* _EXERCISE INSTRUCTIONS_
Show each line from the listing that includes the word "CommentViewController".

## Begin SUPPLIED DATA

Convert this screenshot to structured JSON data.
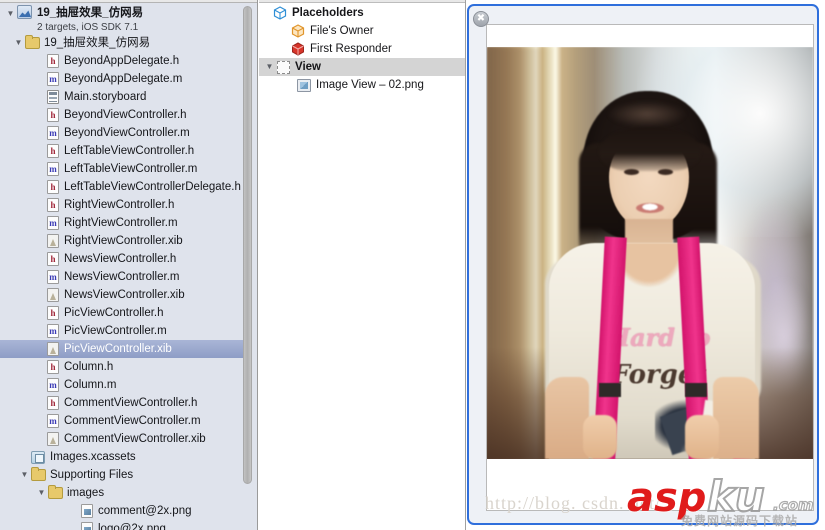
{
  "navigator": {
    "project": {
      "name": "19_抽屉效果_仿网易",
      "subtitle": "2 targets, iOS SDK 7.1",
      "icon": "xcode-project-icon"
    },
    "group": {
      "name": "19_抽屉效果_仿网易",
      "icon": "folder-icon"
    },
    "files": [
      {
        "name": "BeyondAppDelegate.h",
        "icon": "header-file-icon"
      },
      {
        "name": "BeyondAppDelegate.m",
        "icon": "implementation-file-icon"
      },
      {
        "name": "Main.storyboard",
        "icon": "storyboard-file-icon"
      },
      {
        "name": "BeyondViewController.h",
        "icon": "header-file-icon"
      },
      {
        "name": "BeyondViewController.m",
        "icon": "implementation-file-icon"
      },
      {
        "name": "LeftTableViewController.h",
        "icon": "header-file-icon"
      },
      {
        "name": "LeftTableViewController.m",
        "icon": "implementation-file-icon"
      },
      {
        "name": "LeftTableViewControllerDelegate.h",
        "icon": "header-file-icon"
      },
      {
        "name": "RightViewController.h",
        "icon": "header-file-icon"
      },
      {
        "name": "RightViewController.m",
        "icon": "implementation-file-icon"
      },
      {
        "name": "RightViewController.xib",
        "icon": "xib-file-icon"
      },
      {
        "name": "NewsViewController.h",
        "icon": "header-file-icon"
      },
      {
        "name": "NewsViewController.m",
        "icon": "implementation-file-icon"
      },
      {
        "name": "NewsViewController.xib",
        "icon": "xib-file-icon"
      },
      {
        "name": "PicViewController.h",
        "icon": "header-file-icon"
      },
      {
        "name": "PicViewController.m",
        "icon": "implementation-file-icon"
      },
      {
        "name": "PicViewController.xib",
        "icon": "xib-file-icon",
        "selected": true
      },
      {
        "name": "Column.h",
        "icon": "header-file-icon"
      },
      {
        "name": "Column.m",
        "icon": "implementation-file-icon"
      },
      {
        "name": "CommentViewController.h",
        "icon": "header-file-icon"
      },
      {
        "name": "CommentViewController.m",
        "icon": "implementation-file-icon"
      },
      {
        "name": "CommentViewController.xib",
        "icon": "xib-file-icon"
      },
      {
        "name": "Images.xcassets",
        "icon": "asset-catalog-icon"
      }
    ],
    "supporting_files": {
      "name": "Supporting Files",
      "icon": "folder-icon"
    },
    "images_folder": {
      "name": "images",
      "icon": "folder-icon"
    },
    "image_files": [
      {
        "name": "comment@2x.png",
        "icon": "png-file-icon"
      },
      {
        "name": "logo@2x.png",
        "icon": "png-file-icon"
      }
    ]
  },
  "outline": {
    "placeholders": {
      "label": "Placeholders",
      "icon": "cube-blue-icon"
    },
    "items": [
      {
        "label": "File's Owner",
        "icon": "cube-orange-icon"
      },
      {
        "label": "First Responder",
        "icon": "cube-red-icon"
      }
    ],
    "view": {
      "label": "View",
      "icon": "dashed-box-icon"
    },
    "children": [
      {
        "label": "Image View – 02.png",
        "icon": "image-view-icon"
      }
    ]
  },
  "preview": {
    "close_label": "✖",
    "close_icon": "close-icon",
    "image_name": "02.png",
    "tee_text_line1": "Hard to",
    "tee_text_line2": "Forget",
    "border_color": "#2f6fdc"
  },
  "watermarks": {
    "url": "http://blog. csdn. net/",
    "brand_red": "asp",
    "brand_gray": "ku",
    "brand_tld": ".com",
    "brand_subtitle": "免费网站源码下载站",
    "red_hex": "#e01b1b"
  }
}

## End SUPPLIED DATA

* _THE OUTPUT_
        "name": "CommentViewController.h",
        "name": "CommentViewController.m",
        "name": "CommentViewController.xib",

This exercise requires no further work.